AIM OF THE TASK — Your task is to repeat all of the material exactly.

DATA —
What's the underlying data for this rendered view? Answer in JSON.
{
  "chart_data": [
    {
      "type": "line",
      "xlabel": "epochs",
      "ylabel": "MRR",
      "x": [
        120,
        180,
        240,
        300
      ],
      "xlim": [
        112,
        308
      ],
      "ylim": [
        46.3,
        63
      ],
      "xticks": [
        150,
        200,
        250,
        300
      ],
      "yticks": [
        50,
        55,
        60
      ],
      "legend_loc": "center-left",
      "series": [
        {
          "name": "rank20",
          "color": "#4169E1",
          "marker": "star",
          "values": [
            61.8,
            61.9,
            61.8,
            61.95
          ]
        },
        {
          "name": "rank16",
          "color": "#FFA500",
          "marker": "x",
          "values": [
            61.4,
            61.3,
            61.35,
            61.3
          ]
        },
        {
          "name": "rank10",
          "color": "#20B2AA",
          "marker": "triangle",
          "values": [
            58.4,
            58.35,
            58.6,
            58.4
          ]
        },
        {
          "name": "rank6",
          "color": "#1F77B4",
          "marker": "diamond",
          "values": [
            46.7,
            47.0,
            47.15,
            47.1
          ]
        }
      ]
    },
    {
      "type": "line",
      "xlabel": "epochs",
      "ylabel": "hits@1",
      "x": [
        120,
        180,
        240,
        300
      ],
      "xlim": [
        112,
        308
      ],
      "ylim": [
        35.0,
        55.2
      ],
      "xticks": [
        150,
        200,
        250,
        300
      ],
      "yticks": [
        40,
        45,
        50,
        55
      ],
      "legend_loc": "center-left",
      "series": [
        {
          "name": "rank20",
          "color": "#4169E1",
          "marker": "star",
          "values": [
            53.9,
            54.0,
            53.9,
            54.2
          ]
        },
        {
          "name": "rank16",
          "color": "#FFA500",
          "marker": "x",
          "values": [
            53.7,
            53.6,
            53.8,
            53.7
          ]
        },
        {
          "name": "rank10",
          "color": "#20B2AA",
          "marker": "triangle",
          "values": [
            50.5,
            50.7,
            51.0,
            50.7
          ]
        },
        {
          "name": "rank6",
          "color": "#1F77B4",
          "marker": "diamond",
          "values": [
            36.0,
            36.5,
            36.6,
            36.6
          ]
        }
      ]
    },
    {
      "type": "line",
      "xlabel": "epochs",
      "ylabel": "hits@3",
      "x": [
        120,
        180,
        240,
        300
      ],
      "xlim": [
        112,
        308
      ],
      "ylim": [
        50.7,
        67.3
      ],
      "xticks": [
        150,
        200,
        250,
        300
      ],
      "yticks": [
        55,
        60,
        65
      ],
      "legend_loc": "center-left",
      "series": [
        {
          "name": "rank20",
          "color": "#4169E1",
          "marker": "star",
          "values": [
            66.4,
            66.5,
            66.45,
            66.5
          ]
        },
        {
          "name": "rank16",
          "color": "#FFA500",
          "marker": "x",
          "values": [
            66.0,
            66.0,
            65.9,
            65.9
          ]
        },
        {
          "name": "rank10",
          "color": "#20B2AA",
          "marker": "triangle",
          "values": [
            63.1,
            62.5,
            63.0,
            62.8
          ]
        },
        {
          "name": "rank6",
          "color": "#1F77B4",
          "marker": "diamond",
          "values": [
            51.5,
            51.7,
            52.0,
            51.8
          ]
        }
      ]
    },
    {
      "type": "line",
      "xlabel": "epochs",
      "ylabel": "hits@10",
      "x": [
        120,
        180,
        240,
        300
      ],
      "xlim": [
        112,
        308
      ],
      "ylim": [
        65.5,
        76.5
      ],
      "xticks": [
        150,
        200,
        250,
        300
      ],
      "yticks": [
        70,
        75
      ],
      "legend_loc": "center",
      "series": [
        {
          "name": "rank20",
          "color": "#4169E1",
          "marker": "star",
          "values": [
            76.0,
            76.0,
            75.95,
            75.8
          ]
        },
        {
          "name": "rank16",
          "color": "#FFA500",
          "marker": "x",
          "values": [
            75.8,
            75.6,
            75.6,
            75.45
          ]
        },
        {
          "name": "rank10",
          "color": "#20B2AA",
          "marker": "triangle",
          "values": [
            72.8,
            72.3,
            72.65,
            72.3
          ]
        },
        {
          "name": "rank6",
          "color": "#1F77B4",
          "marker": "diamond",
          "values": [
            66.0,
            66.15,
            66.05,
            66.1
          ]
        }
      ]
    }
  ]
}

FINAL RESULT —
What's the underlying data for this rendered view? Answer in JSON.
{
  "chart_data": [
    {
      "type": "line",
      "xlabel": "epochs",
      "ylabel": "MRR",
      "x": [
        120,
        180,
        240,
        300
      ],
      "xlim": [
        112,
        308
      ],
      "ylim": [
        46.3,
        63
      ],
      "xticks": [
        150,
        200,
        250,
        300
      ],
      "yticks": [
        50,
        55,
        60
      ],
      "legend_loc": "center-left",
      "series": [
        {
          "name": "rank20",
          "color": "#4169E1",
          "marker": "star",
          "values": [
            61.8,
            61.9,
            61.8,
            61.95
          ]
        },
        {
          "name": "rank16",
          "color": "#FFA500",
          "marker": "x",
          "values": [
            61.4,
            61.3,
            61.35,
            61.3
          ]
        },
        {
          "name": "rank10",
          "color": "#20B2AA",
          "marker": "triangle",
          "values": [
            58.4,
            58.35,
            58.6,
            58.4
          ]
        },
        {
          "name": "rank6",
          "color": "#1F77B4",
          "marker": "diamond",
          "values": [
            46.7,
            47.0,
            47.15,
            47.1
          ]
        }
      ]
    },
    {
      "type": "line",
      "xlabel": "epochs",
      "ylabel": "hits@1",
      "x": [
        120,
        180,
        240,
        300
      ],
      "xlim": [
        112,
        308
      ],
      "ylim": [
        35.0,
        55.2
      ],
      "xticks": [
        150,
        200,
        250,
        300
      ],
      "yticks": [
        40,
        45,
        50,
        55
      ],
      "legend_loc": "center-left",
      "series": [
        {
          "name": "rank20",
          "color": "#4169E1",
          "marker": "star",
          "values": [
            53.9,
            54.0,
            53.9,
            54.2
          ]
        },
        {
          "name": "rank16",
          "color": "#FFA500",
          "marker": "x",
          "values": [
            53.7,
            53.6,
            53.8,
            53.7
          ]
        },
        {
          "name": "rank10",
          "color": "#20B2AA",
          "marker": "triangle",
          "values": [
            50.5,
            50.7,
            51.0,
            50.7
          ]
        },
        {
          "name": "rank6",
          "color": "#1F77B4",
          "marker": "diamond",
          "values": [
            36.0,
            36.5,
            36.6,
            36.6
          ]
        }
      ]
    },
    {
      "type": "line",
      "xlabel": "epochs",
      "ylabel": "hits@3",
      "x": [
        120,
        180,
        240,
        300
      ],
      "xlim": [
        112,
        308
      ],
      "ylim": [
        50.7,
        67.3
      ],
      "xticks": [
        150,
        200,
        250,
        300
      ],
      "yticks": [
        55,
        60,
        65
      ],
      "legend_loc": "center-left",
      "series": [
        {
          "name": "rank20",
          "color": "#4169E1",
          "marker": "star",
          "values": [
            66.4,
            66.5,
            66.45,
            66.5
          ]
        },
        {
          "name": "rank16",
          "color": "#FFA500",
          "marker": "x",
          "values": [
            66.0,
            66.0,
            65.9,
            65.9
          ]
        },
        {
          "name": "rank10",
          "color": "#20B2AA",
          "marker": "triangle",
          "values": [
            63.1,
            62.5,
            63.0,
            62.8
          ]
        },
        {
          "name": "rank6",
          "color": "#1F77B4",
          "marker": "diamond",
          "values": [
            51.5,
            51.7,
            52.0,
            51.8
          ]
        }
      ]
    },
    {
      "type": "line",
      "xlabel": "epochs",
      "ylabel": "hits@10",
      "x": [
        120,
        180,
        240,
        300
      ],
      "xlim": [
        112,
        308
      ],
      "ylim": [
        65.5,
        76.5
      ],
      "xticks": [
        150,
        200,
        250,
        300
      ],
      "yticks": [
        70,
        75
      ],
      "legend_loc": "center",
      "series": [
        {
          "name": "rank20",
          "color": "#4169E1",
          "marker": "star",
          "values": [
            76.0,
            76.0,
            75.95,
            75.8
          ]
        },
        {
          "name": "rank16",
          "color": "#FFA500",
          "marker": "x",
          "values": [
            75.8,
            75.6,
            75.6,
            75.45
          ]
        },
        {
          "name": "rank10",
          "color": "#20B2AA",
          "marker": "triangle",
          "values": [
            72.8,
            72.3,
            72.65,
            72.3
          ]
        },
        {
          "name": "rank6",
          "color": "#1F77B4",
          "marker": "diamond",
          "values": [
            66.0,
            66.15,
            66.05,
            66.1
          ]
        }
      ]
    }
  ]
}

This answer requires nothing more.